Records
=-=-=-=-=

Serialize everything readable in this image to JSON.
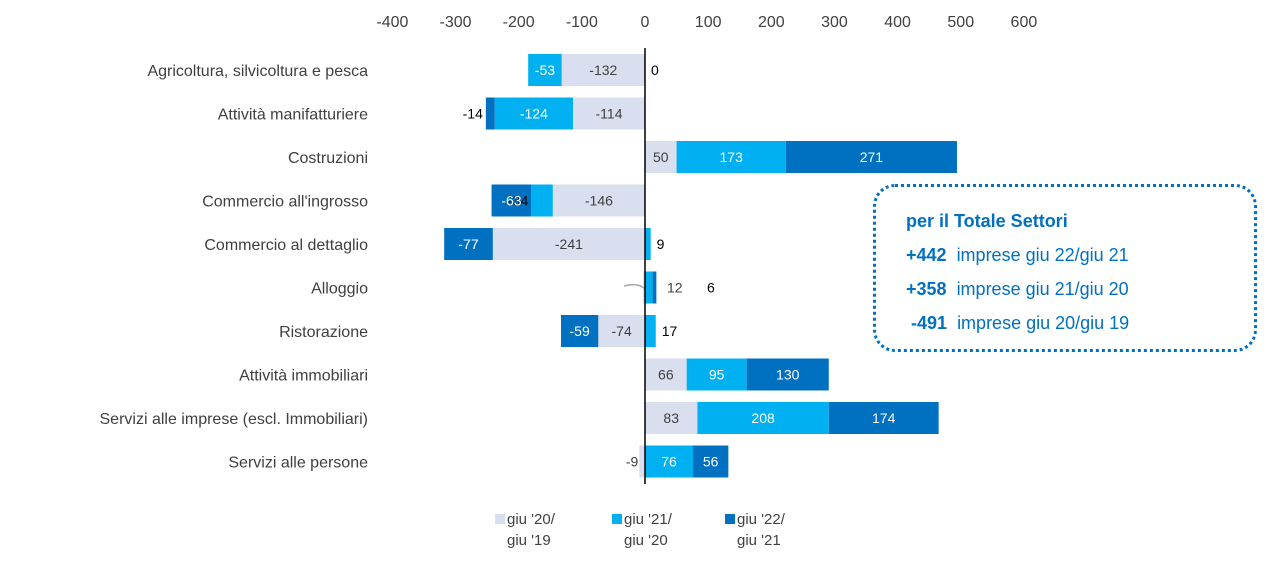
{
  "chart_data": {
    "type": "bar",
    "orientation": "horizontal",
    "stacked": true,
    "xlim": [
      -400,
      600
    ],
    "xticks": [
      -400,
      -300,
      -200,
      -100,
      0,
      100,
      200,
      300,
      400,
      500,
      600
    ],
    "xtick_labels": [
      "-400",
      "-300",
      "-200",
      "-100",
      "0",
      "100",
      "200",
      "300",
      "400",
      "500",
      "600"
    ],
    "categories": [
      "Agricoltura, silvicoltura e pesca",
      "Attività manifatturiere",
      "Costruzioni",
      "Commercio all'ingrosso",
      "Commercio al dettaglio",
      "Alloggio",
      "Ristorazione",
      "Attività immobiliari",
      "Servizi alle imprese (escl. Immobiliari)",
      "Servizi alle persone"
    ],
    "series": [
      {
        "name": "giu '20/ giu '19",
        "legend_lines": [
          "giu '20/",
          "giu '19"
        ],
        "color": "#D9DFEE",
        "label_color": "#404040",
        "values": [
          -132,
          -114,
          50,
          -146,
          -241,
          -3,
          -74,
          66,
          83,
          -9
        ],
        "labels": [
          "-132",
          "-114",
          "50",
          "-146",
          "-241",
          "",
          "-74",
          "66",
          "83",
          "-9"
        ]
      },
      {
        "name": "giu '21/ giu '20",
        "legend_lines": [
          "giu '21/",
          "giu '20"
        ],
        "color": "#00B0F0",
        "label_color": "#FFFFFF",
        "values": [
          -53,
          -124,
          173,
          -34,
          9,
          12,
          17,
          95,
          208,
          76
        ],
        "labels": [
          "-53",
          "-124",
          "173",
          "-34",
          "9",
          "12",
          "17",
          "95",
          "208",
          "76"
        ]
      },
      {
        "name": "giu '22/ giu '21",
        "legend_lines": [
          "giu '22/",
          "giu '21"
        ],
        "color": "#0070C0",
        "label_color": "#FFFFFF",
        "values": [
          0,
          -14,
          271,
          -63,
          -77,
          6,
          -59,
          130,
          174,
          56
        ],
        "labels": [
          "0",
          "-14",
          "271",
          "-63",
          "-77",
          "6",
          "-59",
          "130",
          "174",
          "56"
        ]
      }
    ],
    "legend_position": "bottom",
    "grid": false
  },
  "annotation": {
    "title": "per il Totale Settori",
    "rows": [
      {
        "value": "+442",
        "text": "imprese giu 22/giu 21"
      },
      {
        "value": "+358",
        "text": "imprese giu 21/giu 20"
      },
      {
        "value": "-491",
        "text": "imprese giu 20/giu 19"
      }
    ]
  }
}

=-=-=-=-=

*Work required*
Where a line above contains the string "alle", copy that line.

*Answer for the task*
      "Servizi alle imprese (escl. Immobiliari)",
      "Servizi alle persone"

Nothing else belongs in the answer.